▶ **WORK INSTRUCTIONS**
Report how many lines in the records below contain the word "using". Give only the number.

▶ **EXTRACTED MATERIAL**
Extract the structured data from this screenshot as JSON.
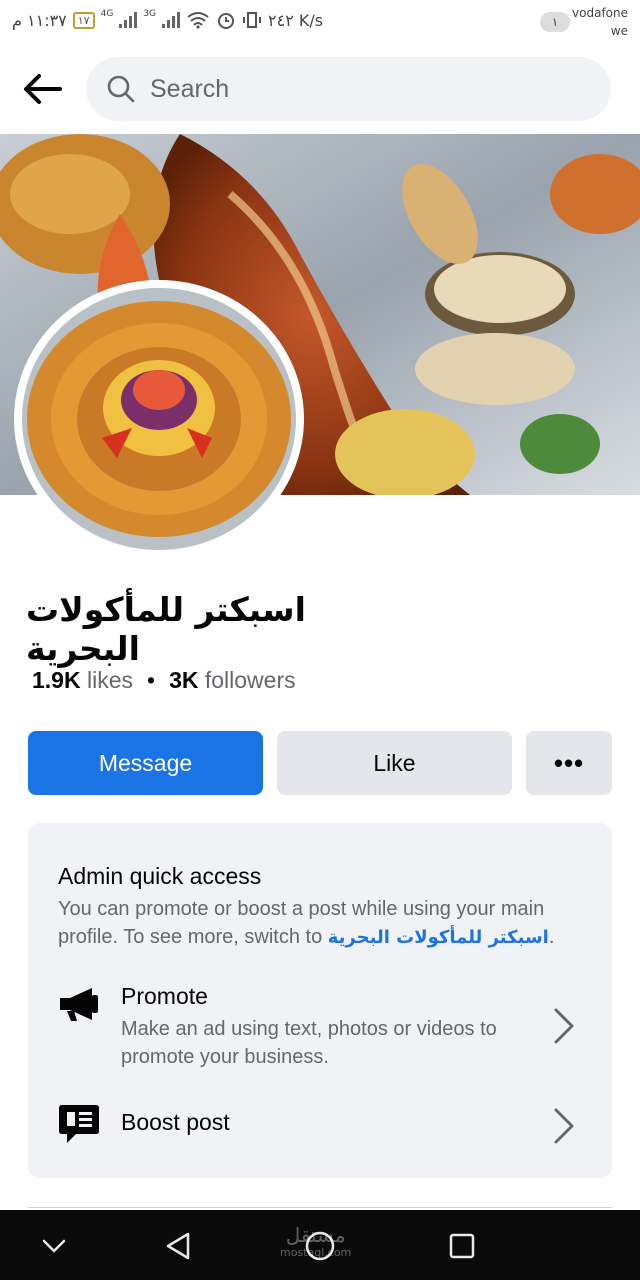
{
  "status_bar": {
    "time": "١١:٣٧ م",
    "battery": "١٧",
    "network_1": "4G",
    "network_2": "3G",
    "speed": "٢٤٢ K/s",
    "sim_badge": "١",
    "carrier_1": "vodafone",
    "carrier_2": "we"
  },
  "header": {
    "search_placeholder": "Search"
  },
  "profile": {
    "name": "اسبكتر للمأكولات البحرية",
    "likes_count": "1.9K",
    "likes_label": "likes",
    "separator": "•",
    "followers_count": "3K",
    "followers_label": "followers"
  },
  "actions": {
    "message_label": "Message",
    "like_label": "Like",
    "more_label": "•••"
  },
  "admin_card": {
    "title": "Admin quick access",
    "description": "You can promote or boost a post while using your main profile. To see more, switch to ",
    "switch_link": "اسبكتر للمأكولات البحرية",
    "description_end": ".",
    "promote": {
      "title": "Promote",
      "description": "Make an ad using text, photos or videos to promote your business."
    },
    "boost": {
      "title": "Boost post"
    }
  },
  "navbar": {
    "watermark": "مستقل",
    "watermark_sub": "mostaql.com"
  },
  "colors": {
    "accent": "#1b74e4",
    "secondary_button": "#e4e6eb",
    "card_background": "#f0f2f5",
    "secondary_text": "#65676b"
  }
}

▶ **WRITTEN REPLY**
2